PROMPT ->
Would you extract the whole listing below and retype it exactly?

ITEMS ->
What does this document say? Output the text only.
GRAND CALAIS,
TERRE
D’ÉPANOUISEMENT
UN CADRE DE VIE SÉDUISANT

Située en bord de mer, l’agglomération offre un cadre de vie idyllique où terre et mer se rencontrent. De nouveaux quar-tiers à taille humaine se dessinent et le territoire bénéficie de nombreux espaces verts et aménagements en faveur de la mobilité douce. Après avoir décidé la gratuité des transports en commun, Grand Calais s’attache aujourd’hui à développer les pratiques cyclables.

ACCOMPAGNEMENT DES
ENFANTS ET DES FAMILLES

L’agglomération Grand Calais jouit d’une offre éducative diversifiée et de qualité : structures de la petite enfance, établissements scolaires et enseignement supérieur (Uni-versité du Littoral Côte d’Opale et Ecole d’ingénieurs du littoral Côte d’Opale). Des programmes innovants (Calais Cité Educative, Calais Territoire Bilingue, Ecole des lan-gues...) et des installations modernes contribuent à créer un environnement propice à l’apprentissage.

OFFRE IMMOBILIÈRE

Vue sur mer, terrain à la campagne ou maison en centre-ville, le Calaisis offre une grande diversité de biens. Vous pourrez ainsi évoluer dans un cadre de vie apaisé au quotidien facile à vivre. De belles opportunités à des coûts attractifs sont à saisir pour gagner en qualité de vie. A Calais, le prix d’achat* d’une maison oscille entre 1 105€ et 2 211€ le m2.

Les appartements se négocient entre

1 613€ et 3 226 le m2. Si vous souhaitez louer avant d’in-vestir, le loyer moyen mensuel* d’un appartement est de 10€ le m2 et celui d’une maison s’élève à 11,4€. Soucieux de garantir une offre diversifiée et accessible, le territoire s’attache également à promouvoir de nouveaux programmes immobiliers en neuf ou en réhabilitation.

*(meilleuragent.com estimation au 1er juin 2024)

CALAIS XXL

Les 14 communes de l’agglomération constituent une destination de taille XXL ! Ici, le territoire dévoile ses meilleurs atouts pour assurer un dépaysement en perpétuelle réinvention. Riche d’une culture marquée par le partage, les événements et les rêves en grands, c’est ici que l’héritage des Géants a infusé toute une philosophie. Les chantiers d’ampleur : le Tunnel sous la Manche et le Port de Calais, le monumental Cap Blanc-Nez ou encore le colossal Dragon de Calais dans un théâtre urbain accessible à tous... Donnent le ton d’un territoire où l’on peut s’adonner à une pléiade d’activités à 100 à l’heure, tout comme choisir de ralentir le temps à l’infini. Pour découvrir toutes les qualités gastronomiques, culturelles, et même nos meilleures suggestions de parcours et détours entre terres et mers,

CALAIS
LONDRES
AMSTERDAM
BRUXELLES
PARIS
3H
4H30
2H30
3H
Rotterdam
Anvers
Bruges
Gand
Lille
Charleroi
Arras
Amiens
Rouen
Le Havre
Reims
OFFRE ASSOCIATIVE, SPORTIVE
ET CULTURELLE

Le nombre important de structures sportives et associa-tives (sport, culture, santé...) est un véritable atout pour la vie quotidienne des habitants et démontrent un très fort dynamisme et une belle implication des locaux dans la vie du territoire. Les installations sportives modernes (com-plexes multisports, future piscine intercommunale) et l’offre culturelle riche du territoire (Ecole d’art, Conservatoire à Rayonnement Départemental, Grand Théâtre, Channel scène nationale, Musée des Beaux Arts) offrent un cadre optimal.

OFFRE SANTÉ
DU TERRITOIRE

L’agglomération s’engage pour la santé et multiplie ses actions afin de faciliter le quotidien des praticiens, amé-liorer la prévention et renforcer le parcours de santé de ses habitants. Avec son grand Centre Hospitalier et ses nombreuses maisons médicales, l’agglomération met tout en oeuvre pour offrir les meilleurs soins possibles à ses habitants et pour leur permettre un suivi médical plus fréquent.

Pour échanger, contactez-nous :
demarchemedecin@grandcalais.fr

OUTPUT BELOW ->
What does this document say? Output the text only.
GRAND CALAIS,
TERRE
D’ÉPANOUISEMENT
UN CADRE DE VIE SÉDUISANT

Située en bord de mer, l’agglomération offre un cadre de vie idyllique où terre et mer se rencontrent. De nouveaux quar-tiers à taille humaine se dessinent et le territoire bénéficie de nombreux espaces verts et aménagements en faveur de la mobilité douce. Après avoir décidé la gratuité des transports en commun, Grand Calais s’attache aujourd’hui à développer les pratiques cyclables.

ACCOMPAGNEMENT DES
ENFANTS ET DES FAMILLES

L’agglomération Grand Calais jouit d’une offre éducative diversifiée et de qualité : structures de la petite enfance, établissements scolaires et enseignement supérieur (Uni-versité du Littoral Côte d’Opale et Ecole d’ingénieurs du littoral Côte d’Opale). Des programmes innovants (Calais Cité Educative, Calais Territoire Bilingue, Ecole des lan-gues...) et des installations modernes contribuent à créer un environnement propice à l’apprentissage.

OFFRE IMMOBILIÈRE

Vue sur mer, terrain à la campagne ou maison en centre-ville, le Calaisis offre une grande diversité de biens. Vous pourrez ainsi évoluer dans un cadre de vie apaisé au quotidien facile à vivre. De belles opportunités à des coûts attractifs sont à saisir pour gagner en qualité de vie. A Calais, le prix d’achat* d’une maison oscille entre 1 105€ et 2 211€ le m2.

Les appartements se négocient entre

1 613€ et 3 226 le m2. Si vous souhaitez louer avant d’in-vestir, le loyer moyen mensuel* d’un appartement est de 10€ le m2 et celui d’une maison s’élève à 11,4€. Soucieux de garantir une offre diversifiée et accessible, le territoire s’attache également à promouvoir de nouveaux programmes immobiliers en neuf ou en réhabilitation.

*(meilleuragent.com estimation au 1er juin 2024)

CALAIS XXL

Les 14 communes de l’agglomération constituent une destination de taille XXL ! Ici, le territoire dévoile ses meilleurs atouts pour assurer un dépaysement en perpétuelle réinvention. Riche d’une culture marquée par le partage, les événements et les rêves en grands, c’est ici que l’héritage des Géants a infusé toute une philosophie. Les chantiers d’ampleur : le Tunnel sous la Manche et le Port de Calais, le monumental Cap Blanc-Nez ou encore le colossal Dragon de Calais dans un théâtre urbain accessible à tous... Donnent le ton d’un territoire où l’on peut s’adonner à une pléiade d’activités à 100 à l’heure, tout comme choisir de ralentir le temps à l’infini. Pour découvrir toutes les qualités gastronomiques, culturelles, et même nos meilleures suggestions de parcours et détours entre terres et mers,

CALAIS
LONDRES
AMSTERDAM
BRUXELLES
PARIS
3H
4H30
2H30
3H
Rotterdam
Anvers
Bruges
Gand
Lille
Charleroi
Arras
Amiens
Rouen
Le Havre
Reims
OFFRE ASSOCIATIVE, SPORTIVE
ET CULTURELLE

Le nombre important de structures sportives et associa-tives (sport, culture, santé...) est un véritable atout pour la vie quotidienne des habitants et démontrent un très fort dynamisme et une belle implication des locaux dans la vie du territoire. Les installations sportives modernes (com-plexes multisports, future piscine intercommunale) et l’offre culturelle riche du territoire (Ecole d’art, Conservatoire à Rayonnement Départemental, Grand Théâtre, Channel scène nationale, Musée des Beaux Arts) offrent un cadre optimal.

OFFRE SANTÉ
DU TERRITOIRE

L’agglomération s’engage pour la santé et multiplie ses actions afin de faciliter le quotidien des praticiens, amé-liorer la prévention et renforcer le parcours de santé de ses habitants. Avec son grand Centre Hospitalier et ses nombreuses maisons médicales, l’agglomération met tout en oeuvre pour offrir les meilleurs soins possibles à ses habitants et pour leur permettre un suivi médical plus fréquent.

Pour échanger, contactez-nous :
demarchemedecin@grandcalais.fr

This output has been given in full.